Goal: In the entries below, find the lines that contain the word "ustalone" and copy them.

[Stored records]
=-=-=-=-=
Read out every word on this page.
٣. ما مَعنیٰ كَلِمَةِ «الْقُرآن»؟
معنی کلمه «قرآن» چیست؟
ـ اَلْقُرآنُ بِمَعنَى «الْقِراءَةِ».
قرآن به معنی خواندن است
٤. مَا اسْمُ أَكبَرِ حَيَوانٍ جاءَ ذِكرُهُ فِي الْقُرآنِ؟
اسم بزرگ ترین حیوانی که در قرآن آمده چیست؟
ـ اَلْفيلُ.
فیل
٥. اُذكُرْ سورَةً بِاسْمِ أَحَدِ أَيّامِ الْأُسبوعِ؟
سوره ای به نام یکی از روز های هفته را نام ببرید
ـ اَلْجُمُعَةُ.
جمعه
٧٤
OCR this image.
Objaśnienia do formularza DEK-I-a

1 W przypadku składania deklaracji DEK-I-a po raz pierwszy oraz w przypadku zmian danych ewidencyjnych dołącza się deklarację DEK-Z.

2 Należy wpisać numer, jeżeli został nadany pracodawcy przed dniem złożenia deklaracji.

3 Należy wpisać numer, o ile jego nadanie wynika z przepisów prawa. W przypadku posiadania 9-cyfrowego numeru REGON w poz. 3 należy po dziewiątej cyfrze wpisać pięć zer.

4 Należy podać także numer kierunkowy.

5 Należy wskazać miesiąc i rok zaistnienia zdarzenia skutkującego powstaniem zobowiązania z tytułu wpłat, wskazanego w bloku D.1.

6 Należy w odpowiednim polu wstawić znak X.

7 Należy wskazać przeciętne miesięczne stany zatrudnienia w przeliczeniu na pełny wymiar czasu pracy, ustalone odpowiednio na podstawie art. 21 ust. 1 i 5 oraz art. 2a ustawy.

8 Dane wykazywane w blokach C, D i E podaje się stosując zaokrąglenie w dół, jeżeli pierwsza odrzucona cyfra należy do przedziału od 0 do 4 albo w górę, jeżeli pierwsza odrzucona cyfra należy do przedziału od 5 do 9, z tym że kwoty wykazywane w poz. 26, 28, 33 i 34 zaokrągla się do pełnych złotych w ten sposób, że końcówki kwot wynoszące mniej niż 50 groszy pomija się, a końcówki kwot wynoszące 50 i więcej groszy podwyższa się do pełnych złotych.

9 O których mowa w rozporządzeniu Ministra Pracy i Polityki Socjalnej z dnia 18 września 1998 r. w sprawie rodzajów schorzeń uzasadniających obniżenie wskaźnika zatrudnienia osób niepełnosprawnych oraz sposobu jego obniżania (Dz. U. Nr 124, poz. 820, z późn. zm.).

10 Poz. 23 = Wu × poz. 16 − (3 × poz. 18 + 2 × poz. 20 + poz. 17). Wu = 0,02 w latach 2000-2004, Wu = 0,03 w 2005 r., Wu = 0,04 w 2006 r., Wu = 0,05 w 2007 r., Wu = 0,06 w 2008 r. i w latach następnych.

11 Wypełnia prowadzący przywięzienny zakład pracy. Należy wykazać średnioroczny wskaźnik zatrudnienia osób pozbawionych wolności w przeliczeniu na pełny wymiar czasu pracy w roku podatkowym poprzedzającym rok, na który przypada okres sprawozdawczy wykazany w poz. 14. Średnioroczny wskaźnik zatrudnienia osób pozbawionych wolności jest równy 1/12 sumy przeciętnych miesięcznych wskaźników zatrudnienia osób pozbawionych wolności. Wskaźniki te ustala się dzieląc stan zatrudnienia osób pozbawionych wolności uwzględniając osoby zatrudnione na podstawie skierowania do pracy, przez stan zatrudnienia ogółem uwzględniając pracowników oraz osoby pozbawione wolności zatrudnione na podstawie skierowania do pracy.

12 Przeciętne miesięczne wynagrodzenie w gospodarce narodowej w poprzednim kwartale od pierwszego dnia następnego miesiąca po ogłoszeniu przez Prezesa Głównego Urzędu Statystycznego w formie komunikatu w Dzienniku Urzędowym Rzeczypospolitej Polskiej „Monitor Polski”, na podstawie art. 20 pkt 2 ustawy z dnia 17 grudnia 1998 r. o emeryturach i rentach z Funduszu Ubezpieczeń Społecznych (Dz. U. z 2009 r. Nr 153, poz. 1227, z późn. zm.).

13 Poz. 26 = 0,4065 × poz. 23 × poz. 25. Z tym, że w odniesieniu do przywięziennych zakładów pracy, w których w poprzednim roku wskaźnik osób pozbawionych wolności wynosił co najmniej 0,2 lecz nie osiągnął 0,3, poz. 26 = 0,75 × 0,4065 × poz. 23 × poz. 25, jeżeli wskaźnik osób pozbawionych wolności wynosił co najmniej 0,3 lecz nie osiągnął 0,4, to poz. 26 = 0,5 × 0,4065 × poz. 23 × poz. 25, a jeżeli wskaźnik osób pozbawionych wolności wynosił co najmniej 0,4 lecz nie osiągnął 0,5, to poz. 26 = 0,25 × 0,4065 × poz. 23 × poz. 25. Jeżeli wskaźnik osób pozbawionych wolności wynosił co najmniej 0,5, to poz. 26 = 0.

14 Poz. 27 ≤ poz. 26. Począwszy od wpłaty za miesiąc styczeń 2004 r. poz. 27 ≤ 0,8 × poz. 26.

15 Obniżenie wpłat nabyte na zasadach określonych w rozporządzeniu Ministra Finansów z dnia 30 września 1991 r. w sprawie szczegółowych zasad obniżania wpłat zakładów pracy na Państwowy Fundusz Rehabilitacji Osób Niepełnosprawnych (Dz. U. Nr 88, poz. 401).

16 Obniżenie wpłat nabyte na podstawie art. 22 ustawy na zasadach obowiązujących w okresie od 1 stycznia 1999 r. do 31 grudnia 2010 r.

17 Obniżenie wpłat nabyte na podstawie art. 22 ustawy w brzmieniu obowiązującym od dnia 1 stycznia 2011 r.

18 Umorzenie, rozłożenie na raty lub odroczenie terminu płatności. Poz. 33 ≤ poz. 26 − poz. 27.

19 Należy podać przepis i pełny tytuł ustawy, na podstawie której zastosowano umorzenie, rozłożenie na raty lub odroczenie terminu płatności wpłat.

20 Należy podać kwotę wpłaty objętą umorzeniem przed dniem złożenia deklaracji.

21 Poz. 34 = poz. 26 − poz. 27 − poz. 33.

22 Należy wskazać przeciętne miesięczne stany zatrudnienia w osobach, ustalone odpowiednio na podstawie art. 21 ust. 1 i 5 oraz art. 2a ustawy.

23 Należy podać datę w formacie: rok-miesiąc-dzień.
=-=-=-=-=
Solution to the problem:
7 Należy wskazać przeciętne miesięczne stany zatrudnienia w przeliczeniu na pełny wymiar czasu pracy, ustalone odpowiednio na podstawie art. 21 ust. 1 i 5 oraz art. 2a ustawy.
22 Należy wskazać przeciętne miesięczne stany zatrudnienia w osobach, ustalone odpowiednio na podstawie art. 21 ust. 1 i 5 oraz art. 2a ustawy.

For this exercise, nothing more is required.